> _Exercise goal_
Return the lines where the word "соглашение" occurs.

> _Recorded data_
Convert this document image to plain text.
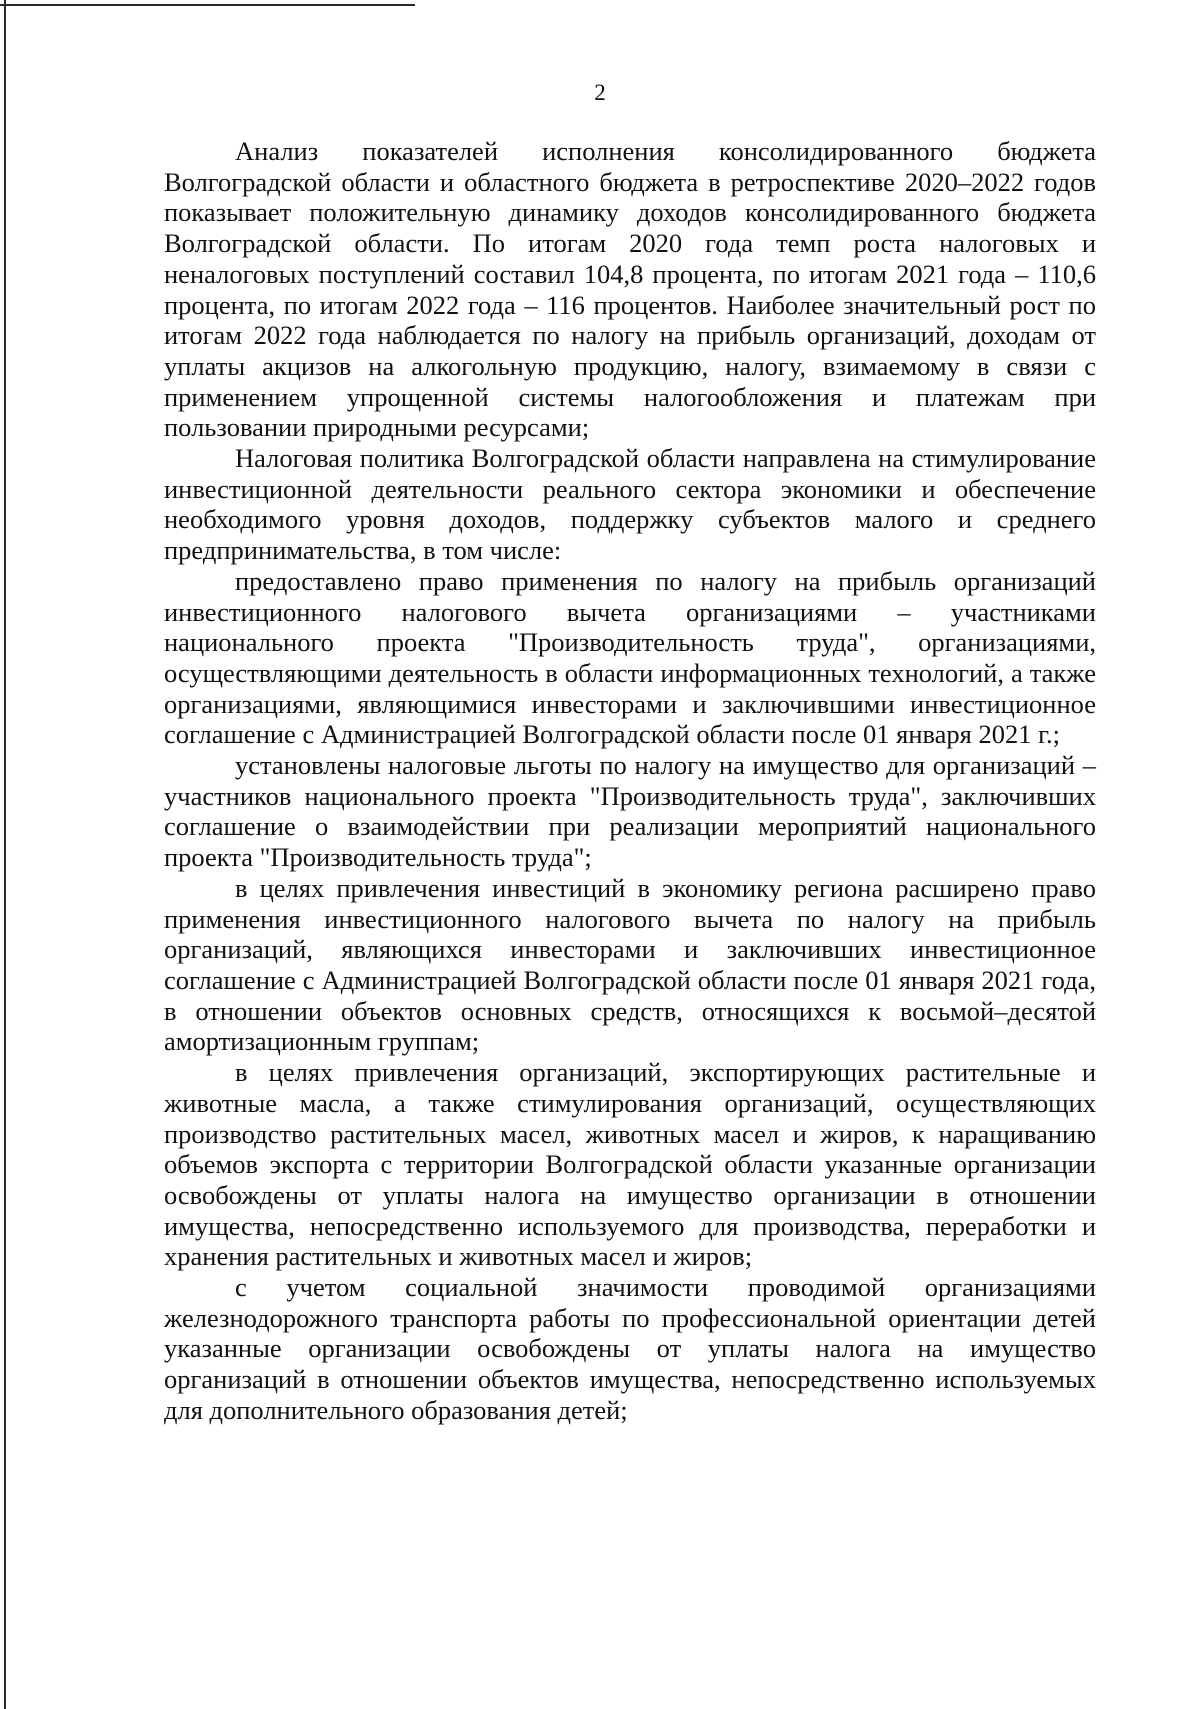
2

Анализ показателей исполнения консолидированного бюджета Волгоградской области и областного бюджета в ретроспективе 2020–2022 годов показывает положительную динамику доходов консолидированного бюджета Волгоградской области. По итогам 2020 года темп роста налоговых и неналоговых поступлений составил 104,8 процента, по итогам 2021 года – 110,6 процента, по итогам 2022 года – 116 процентов. Наиболее значительный рост по итогам 2022 года наблюдается по налогу на прибыль организаций, доходам от уплаты акцизов на алкогольную продукцию, налогу, взимаемому в связи с применением упрощенной системы налогообложения и платежам при пользовании природными ресурсами;

Налоговая политика Волгоградской области направлена на стимулирование инвестиционной деятельности реального сектора экономики и обеспечение необходимого уровня доходов, поддержку субъектов малого и среднего предпринимательства, в том числе:

предоставлено право применения по налогу на прибыль организаций инвестиционного налогового вычета организациями – участниками национального проекта "Производительность труда", организациями, осуществляющими деятельность в области информационных технологий, а также организациями, являющимися инвесторами и заключившими инвестиционное соглашение с Администрацией Волгоградской области после 01 января 2021 г.;

установлены налоговые льготы по налогу на имущество для организаций – участников национального проекта "Производительность труда", заключивших соглашение о взаимодействии при реализации мероприятий национального проекта "Производительность труда";

в целях привлечения инвестиций в экономику региона расширено право применения инвестиционного налогового вычета по налогу на прибыль организаций, являющихся инвесторами и заключивших инвестиционное соглашение с Администрацией Волгоградской области после 01 января 2021 года, в отношении объектов основных средств, относящихся к восьмой–десятой амортизационным группам;

в целях привлечения организаций, экспортирующих растительные и животные масла, а также стимулирования организаций, осуществляющих производство растительных масел, животных масел и жиров, к наращиванию объемов экспорта с территории Волгоградской области указанные организации освобождены от уплаты налога на имущество организации в отношении имущества, непосредственно используемого для производства, переработки и хранения растительных и животных масел и жиров;

с учетом социальной значимости проводимой организациями железнодорожного транспорта работы по профессиональной ориентации детей указанные организации освобождены от уплаты налога на имущество организаций в отношении объектов имущества, непосредственно используемых для дополнительного образования детей;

> _Task answer_
предоставлено право применения по налогу на прибыль организаций инвестиционного налогового вычета организациями – участниками национального проекта "Производительность труда", организациями, осуществляющими деятельность в области информационных технологий, а также организациями, являющимися инвесторами и заключившими инвестиционное соглашение с Администрацией Волгоградской области после 01 января 2021 г.;
установлены налоговые льготы по налогу на имущество для организаций – участников национального проекта "Производительность труда", заключивших соглашение о взаимодействии при реализации мероприятий национального проекта "Производительность труда";
в целях привлечения инвестиций в экономику региона расширено право применения инвестиционного налогового вычета по налогу на прибыль организаций, являющихся инвесторами и заключивших инвестиционное соглашение с Администрацией Волгоградской области после 01 января 2021 года, в отношении объектов основных средств, относящихся к восьмой–десятой амортизационным группам;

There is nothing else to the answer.